[START GIVEN INFORMATION]

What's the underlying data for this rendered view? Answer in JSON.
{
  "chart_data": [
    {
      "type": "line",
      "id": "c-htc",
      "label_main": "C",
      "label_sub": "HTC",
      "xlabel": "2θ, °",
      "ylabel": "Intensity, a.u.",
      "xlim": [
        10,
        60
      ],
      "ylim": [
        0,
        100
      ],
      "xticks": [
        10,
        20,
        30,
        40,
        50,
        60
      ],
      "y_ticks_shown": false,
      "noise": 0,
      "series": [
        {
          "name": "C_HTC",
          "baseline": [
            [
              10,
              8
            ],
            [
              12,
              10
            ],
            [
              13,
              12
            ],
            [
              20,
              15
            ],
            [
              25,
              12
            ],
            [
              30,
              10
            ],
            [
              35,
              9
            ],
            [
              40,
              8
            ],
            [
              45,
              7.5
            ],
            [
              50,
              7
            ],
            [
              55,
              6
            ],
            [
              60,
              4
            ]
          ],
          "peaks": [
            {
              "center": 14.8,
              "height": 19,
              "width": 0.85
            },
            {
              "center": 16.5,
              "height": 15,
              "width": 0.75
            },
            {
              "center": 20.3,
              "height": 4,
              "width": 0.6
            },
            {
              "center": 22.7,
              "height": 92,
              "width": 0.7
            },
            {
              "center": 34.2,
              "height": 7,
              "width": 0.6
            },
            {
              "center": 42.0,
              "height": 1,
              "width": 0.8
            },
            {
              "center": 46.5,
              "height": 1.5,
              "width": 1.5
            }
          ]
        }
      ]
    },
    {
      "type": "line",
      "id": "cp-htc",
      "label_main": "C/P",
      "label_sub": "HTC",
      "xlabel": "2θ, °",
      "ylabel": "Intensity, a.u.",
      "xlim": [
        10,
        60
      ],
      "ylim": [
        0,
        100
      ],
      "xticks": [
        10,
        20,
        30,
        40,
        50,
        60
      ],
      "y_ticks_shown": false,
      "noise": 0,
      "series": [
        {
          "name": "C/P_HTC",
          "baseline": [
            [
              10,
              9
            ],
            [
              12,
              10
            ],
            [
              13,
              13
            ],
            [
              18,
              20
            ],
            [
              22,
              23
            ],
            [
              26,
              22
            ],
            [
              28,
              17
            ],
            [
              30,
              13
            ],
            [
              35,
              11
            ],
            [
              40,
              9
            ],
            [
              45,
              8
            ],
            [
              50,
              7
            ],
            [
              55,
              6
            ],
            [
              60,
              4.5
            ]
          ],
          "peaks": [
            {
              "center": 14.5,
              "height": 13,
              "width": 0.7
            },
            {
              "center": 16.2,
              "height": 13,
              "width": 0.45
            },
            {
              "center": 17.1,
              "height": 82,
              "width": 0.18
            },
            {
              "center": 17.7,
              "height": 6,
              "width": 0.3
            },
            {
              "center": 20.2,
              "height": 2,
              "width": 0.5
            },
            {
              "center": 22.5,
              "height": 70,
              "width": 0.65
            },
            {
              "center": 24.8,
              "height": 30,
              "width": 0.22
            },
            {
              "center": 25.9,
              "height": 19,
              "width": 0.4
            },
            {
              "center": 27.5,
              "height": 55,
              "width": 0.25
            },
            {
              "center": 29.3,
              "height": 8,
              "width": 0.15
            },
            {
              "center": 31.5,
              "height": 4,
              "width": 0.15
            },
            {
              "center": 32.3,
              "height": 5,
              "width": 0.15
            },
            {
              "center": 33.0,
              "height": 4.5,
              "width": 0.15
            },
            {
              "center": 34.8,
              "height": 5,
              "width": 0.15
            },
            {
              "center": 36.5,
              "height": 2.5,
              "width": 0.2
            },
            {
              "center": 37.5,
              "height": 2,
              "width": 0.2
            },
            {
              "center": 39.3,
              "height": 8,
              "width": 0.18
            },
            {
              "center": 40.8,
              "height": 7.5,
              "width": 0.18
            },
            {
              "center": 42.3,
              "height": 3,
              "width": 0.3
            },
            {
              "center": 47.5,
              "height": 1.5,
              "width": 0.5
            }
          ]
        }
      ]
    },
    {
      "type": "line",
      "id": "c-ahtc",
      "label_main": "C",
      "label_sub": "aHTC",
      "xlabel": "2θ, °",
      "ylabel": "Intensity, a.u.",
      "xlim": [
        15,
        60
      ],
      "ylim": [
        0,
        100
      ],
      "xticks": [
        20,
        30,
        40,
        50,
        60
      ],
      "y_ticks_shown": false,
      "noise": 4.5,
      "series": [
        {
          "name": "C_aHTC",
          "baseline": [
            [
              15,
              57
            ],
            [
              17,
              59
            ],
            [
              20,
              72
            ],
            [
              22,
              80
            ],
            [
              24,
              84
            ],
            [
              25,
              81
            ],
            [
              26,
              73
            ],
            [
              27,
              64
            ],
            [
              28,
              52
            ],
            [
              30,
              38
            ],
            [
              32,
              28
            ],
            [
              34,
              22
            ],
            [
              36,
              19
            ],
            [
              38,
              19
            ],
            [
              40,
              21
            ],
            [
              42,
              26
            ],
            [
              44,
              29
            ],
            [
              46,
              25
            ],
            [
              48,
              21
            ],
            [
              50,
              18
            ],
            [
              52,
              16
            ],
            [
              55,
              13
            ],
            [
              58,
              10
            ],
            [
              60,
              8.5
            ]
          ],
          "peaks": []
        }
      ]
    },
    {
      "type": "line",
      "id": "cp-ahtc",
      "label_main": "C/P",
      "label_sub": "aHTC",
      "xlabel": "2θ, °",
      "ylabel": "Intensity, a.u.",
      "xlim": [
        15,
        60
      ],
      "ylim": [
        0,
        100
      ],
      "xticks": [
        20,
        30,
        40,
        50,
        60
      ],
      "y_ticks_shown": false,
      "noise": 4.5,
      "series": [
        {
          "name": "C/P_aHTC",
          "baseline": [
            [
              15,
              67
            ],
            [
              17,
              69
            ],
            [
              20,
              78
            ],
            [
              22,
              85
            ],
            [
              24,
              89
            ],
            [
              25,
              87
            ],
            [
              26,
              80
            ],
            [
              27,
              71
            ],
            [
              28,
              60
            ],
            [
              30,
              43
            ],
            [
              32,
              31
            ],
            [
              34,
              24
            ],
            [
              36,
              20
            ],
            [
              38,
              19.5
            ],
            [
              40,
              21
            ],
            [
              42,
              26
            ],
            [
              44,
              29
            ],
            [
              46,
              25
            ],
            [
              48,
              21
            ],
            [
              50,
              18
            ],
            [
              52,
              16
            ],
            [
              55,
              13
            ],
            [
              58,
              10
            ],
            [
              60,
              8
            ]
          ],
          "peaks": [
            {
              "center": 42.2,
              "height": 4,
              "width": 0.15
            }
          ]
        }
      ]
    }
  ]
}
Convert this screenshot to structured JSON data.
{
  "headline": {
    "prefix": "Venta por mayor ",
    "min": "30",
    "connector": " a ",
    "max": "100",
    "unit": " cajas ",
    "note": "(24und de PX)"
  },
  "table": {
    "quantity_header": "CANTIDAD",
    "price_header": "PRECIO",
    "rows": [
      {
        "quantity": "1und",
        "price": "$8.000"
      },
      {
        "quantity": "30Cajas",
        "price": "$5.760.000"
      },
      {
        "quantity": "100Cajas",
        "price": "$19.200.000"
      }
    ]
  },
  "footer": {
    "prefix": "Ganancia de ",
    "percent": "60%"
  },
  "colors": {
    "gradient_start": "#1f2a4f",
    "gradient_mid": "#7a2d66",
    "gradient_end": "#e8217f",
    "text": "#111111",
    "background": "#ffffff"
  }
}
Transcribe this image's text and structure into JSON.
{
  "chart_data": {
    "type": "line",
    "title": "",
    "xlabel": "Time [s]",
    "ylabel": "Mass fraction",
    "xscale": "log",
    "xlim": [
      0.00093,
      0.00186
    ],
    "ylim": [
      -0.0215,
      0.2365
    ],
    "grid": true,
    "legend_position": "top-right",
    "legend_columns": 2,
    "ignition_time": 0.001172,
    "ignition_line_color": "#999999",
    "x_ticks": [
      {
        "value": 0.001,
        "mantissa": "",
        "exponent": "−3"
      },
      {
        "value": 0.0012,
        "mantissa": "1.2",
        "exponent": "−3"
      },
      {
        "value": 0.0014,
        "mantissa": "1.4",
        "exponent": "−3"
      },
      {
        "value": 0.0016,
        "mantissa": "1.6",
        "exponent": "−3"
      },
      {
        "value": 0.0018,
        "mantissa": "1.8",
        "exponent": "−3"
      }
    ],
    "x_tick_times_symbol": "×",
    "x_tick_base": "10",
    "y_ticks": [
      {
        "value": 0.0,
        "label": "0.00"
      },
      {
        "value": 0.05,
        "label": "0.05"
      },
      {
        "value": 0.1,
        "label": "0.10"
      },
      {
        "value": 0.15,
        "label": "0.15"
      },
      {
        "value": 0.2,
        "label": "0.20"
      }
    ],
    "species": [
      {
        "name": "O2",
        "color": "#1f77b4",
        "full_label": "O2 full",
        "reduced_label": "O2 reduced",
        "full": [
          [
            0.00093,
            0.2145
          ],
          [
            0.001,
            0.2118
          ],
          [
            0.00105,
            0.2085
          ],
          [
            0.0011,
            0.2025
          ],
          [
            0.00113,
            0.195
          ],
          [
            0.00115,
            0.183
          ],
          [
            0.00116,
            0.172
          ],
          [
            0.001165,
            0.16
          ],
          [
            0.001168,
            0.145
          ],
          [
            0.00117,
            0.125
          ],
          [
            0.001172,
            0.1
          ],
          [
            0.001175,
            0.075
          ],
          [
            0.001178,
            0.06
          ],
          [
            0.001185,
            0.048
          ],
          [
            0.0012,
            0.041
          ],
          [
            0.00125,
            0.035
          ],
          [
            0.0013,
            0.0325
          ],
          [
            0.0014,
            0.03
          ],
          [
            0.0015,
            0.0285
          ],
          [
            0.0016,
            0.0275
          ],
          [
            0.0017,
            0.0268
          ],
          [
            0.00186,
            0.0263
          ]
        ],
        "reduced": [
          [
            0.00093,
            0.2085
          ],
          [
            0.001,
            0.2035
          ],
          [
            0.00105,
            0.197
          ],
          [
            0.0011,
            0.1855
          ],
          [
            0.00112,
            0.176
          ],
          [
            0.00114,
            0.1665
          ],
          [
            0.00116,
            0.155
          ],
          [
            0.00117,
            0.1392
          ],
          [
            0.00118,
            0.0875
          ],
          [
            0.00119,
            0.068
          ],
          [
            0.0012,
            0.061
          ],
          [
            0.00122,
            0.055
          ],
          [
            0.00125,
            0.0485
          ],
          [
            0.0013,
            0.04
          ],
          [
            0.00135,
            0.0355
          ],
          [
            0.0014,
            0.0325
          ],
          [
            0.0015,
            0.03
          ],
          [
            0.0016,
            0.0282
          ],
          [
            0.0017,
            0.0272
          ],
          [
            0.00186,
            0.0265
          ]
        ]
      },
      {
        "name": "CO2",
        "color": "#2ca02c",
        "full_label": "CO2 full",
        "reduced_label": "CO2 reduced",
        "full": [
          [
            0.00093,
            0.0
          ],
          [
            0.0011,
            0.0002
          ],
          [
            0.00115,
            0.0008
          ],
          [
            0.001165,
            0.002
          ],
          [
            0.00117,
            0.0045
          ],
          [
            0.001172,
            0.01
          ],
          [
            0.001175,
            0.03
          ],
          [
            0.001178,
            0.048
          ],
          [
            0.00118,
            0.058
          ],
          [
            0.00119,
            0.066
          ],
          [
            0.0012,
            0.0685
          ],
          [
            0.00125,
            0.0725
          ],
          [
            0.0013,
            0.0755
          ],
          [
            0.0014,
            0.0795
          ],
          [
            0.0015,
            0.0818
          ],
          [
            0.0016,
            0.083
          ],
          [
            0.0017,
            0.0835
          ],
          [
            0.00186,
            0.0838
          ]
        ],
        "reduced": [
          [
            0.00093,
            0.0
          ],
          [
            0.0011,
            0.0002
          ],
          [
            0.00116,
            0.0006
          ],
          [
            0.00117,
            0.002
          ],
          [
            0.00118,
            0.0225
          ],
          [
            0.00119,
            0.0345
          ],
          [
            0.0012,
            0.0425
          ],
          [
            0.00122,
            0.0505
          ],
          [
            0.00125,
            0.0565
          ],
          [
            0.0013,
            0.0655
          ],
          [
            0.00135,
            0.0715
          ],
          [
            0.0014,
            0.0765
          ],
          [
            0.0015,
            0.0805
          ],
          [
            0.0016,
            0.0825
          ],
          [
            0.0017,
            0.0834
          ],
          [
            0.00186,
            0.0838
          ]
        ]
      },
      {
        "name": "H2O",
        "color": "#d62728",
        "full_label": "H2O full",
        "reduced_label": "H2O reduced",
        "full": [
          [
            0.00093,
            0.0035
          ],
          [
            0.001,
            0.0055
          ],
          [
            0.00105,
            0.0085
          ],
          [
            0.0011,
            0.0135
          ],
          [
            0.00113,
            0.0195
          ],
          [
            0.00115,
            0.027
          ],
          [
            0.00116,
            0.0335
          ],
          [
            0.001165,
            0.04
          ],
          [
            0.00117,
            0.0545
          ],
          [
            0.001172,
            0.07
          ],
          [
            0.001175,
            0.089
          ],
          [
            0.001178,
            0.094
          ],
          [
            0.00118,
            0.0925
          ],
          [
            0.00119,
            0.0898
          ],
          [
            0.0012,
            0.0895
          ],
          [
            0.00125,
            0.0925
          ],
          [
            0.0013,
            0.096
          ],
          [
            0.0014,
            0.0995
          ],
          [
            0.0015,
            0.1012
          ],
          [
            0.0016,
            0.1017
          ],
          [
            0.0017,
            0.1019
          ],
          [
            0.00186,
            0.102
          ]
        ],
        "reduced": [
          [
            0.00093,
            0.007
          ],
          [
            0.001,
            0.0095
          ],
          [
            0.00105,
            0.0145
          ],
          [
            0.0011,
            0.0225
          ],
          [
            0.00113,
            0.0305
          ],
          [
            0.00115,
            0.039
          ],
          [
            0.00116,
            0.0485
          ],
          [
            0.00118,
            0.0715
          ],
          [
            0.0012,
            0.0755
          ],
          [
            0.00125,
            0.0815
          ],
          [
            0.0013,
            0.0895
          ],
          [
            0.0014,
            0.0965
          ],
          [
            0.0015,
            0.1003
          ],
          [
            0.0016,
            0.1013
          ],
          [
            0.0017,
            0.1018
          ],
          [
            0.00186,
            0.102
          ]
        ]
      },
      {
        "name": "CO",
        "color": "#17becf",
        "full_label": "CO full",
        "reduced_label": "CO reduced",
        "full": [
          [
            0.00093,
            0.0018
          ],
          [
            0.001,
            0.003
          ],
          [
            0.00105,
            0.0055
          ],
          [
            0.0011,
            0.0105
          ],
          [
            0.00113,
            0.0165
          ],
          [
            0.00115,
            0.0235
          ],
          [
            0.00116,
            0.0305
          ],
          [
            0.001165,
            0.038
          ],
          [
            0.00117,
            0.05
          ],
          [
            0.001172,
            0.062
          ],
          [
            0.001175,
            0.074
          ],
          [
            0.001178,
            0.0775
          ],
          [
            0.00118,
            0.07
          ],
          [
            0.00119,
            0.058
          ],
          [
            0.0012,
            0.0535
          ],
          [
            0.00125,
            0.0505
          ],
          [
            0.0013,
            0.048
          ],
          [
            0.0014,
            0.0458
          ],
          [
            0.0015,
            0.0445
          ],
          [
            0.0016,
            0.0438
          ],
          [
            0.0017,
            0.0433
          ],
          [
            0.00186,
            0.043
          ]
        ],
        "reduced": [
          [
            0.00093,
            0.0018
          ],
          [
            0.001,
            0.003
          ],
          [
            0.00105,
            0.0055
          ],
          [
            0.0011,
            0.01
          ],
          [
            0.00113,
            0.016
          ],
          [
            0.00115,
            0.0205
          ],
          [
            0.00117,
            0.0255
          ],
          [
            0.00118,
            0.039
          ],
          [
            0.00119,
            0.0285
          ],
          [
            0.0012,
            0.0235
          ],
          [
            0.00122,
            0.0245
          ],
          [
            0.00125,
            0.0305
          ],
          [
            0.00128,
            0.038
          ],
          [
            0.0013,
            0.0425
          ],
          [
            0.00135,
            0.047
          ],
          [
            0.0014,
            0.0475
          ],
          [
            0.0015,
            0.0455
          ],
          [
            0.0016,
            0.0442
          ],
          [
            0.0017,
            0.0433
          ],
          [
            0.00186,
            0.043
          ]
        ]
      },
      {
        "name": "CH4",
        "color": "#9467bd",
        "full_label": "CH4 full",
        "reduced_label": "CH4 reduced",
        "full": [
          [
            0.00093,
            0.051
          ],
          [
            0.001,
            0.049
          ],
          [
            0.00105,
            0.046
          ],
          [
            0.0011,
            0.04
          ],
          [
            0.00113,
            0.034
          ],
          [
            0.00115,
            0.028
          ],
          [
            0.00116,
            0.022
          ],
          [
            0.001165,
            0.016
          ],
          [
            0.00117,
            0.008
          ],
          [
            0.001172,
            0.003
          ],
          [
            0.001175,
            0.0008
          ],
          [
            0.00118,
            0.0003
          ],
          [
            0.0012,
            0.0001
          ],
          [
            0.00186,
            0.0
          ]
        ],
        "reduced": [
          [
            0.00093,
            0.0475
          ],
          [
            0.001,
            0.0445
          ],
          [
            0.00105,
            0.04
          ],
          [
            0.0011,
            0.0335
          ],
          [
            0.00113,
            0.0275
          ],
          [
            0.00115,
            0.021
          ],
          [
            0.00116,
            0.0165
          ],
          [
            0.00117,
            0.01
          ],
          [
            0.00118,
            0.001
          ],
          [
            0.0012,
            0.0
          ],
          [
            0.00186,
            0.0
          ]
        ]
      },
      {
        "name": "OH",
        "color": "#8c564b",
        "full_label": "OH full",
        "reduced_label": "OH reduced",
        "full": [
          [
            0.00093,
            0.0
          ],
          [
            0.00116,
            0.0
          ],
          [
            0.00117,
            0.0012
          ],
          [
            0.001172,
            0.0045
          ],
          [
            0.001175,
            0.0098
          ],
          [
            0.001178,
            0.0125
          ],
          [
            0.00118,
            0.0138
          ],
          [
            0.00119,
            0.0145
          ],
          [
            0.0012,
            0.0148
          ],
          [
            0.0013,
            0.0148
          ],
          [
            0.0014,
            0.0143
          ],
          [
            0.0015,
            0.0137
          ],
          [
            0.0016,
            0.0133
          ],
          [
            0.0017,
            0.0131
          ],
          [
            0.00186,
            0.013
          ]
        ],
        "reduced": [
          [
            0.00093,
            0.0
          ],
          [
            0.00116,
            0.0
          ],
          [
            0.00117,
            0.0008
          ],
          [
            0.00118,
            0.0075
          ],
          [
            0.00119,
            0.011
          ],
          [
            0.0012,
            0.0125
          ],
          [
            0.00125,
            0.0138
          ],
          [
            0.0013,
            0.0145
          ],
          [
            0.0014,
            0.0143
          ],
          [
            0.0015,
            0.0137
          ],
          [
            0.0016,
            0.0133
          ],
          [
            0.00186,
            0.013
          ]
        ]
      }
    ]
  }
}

[END GIVEN INFORMATION]

▸ **INSTRUCTION**: Check every line of the data, and copy the ones that contain "text".

▸ **ANSWER TO THIS PROBLEM**:
    "text": "#111111",
Transcribe this image's text and structure into JSON.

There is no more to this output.